_PROBLEM DESCRIPTION_: Isolate every line in the data with the string "ยนรห" and copy it.

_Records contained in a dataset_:
+ + + +

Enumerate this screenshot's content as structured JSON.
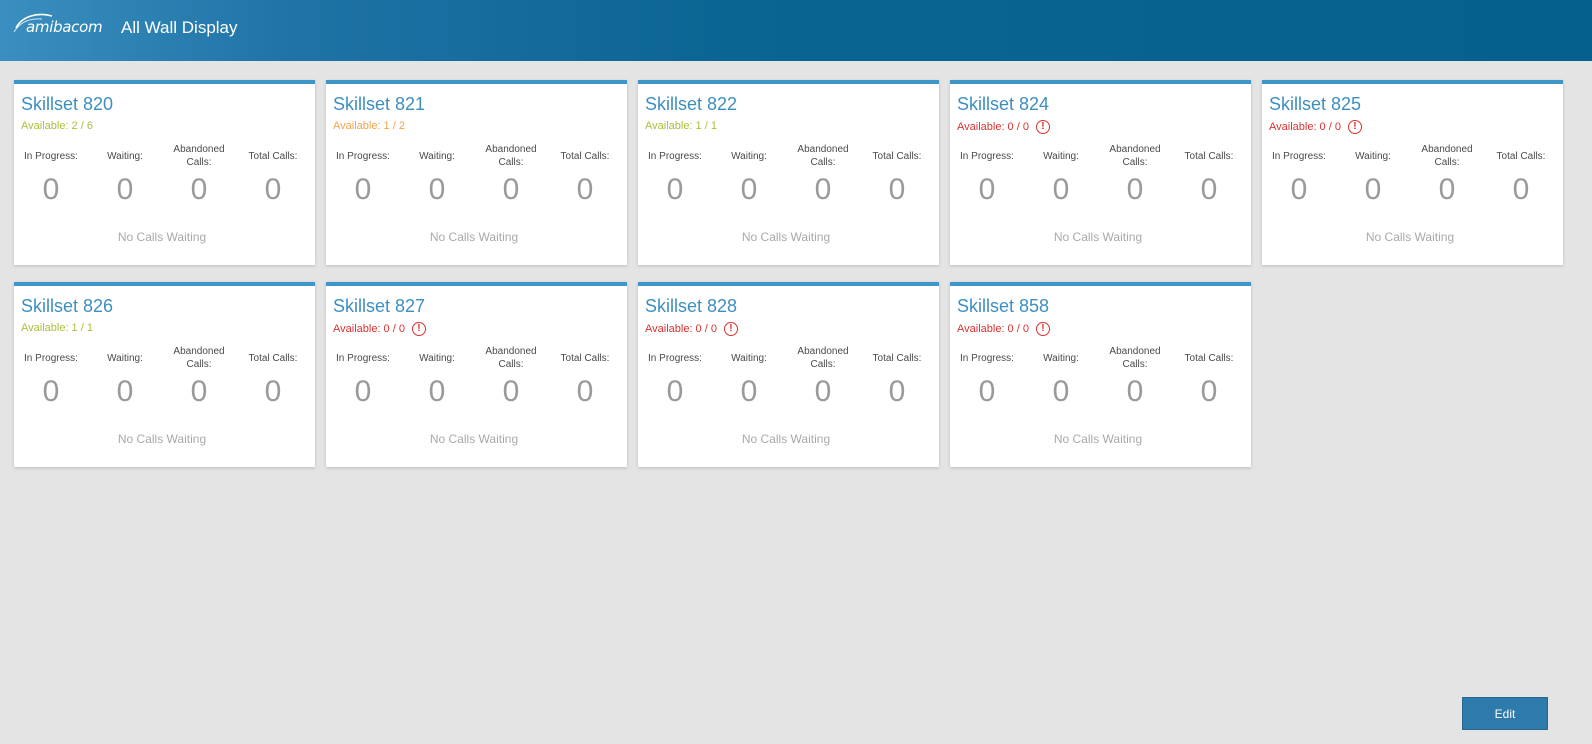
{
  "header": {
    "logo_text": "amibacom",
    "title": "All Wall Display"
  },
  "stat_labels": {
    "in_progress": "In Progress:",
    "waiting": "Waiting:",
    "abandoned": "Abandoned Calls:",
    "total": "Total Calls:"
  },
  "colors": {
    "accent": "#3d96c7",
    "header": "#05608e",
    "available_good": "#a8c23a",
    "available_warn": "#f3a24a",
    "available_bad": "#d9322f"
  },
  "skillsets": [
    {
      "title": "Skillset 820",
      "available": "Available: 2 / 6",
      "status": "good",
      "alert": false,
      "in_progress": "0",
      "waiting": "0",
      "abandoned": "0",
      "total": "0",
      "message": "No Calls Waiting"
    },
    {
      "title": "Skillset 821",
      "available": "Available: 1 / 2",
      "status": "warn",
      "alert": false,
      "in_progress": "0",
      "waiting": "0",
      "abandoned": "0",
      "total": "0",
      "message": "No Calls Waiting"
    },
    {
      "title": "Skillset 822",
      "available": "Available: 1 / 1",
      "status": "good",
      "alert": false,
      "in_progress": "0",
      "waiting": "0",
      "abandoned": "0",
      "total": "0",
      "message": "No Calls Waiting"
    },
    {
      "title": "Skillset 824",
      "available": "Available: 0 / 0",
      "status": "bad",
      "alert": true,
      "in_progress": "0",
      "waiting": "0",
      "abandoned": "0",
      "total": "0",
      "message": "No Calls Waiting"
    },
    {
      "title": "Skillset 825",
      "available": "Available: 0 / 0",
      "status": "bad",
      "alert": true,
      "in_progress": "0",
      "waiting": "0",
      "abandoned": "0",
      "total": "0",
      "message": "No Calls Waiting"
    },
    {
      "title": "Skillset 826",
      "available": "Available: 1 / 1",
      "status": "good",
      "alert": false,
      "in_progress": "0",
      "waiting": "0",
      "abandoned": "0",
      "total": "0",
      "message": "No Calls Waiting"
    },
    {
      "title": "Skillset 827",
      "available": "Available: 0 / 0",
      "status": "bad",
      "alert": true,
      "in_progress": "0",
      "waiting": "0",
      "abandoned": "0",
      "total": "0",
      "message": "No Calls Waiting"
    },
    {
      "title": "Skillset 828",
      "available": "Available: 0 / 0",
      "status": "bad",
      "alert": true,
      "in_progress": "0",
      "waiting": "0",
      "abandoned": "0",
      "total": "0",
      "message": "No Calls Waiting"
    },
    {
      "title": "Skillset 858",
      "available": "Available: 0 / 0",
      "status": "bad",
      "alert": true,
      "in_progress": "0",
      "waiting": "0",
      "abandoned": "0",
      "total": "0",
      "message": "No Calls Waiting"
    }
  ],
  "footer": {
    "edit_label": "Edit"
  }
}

+ + + +

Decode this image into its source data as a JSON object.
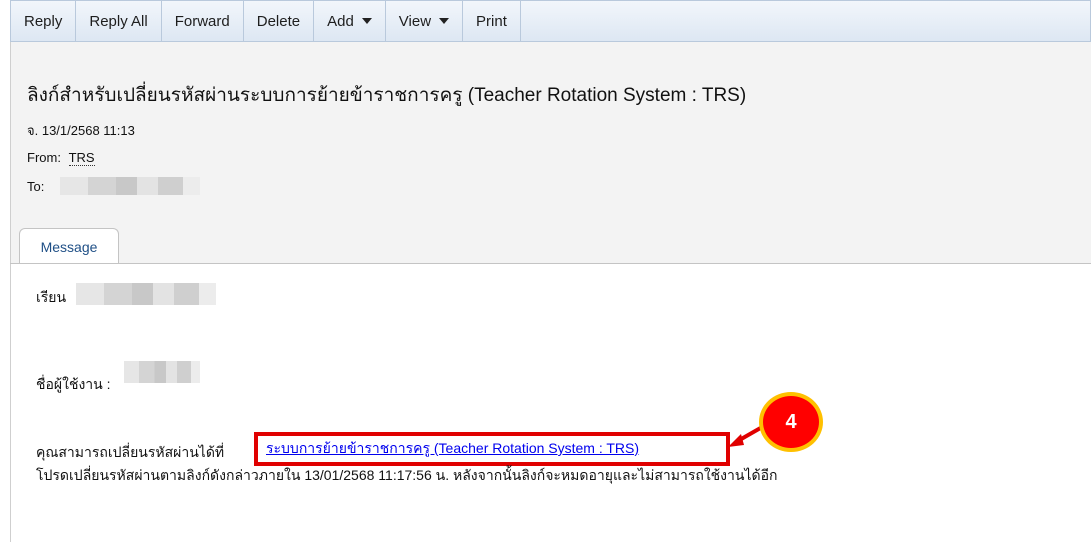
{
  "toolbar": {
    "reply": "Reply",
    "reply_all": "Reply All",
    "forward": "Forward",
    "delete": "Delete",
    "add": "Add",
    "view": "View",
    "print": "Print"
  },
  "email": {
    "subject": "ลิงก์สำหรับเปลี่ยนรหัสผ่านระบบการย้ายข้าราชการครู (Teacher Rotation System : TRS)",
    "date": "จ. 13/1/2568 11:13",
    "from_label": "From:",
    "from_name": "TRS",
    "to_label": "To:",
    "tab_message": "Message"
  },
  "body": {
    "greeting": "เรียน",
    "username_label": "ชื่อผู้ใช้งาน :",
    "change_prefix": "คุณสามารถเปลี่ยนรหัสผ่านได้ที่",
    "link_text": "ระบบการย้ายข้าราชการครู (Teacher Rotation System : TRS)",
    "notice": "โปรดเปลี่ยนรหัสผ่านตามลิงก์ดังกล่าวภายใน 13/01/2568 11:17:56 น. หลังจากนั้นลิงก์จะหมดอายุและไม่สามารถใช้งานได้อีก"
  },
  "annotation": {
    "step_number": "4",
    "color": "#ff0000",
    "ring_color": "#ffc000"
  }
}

+ + + +

_OUTPUT FOR THIS EXERCISE_:
    "subject": "ลิงก์สำหรับเปลี่ยนรหัสผ่านระบบการย้ายข้าราชการครู (Teacher Rotation System : TRS)",
    "change_prefix": "คุณสามารถเปลี่ยนรหัสผ่านได้ที่",
    "notice": "โปรดเปลี่ยนรหัสผ่านตามลิงก์ดังกล่าวภายใน 13/01/2568 11:17:56 น. หลังจากนั้นลิงก์จะหมดอายุและไม่สามารถใช้งานได้อีก"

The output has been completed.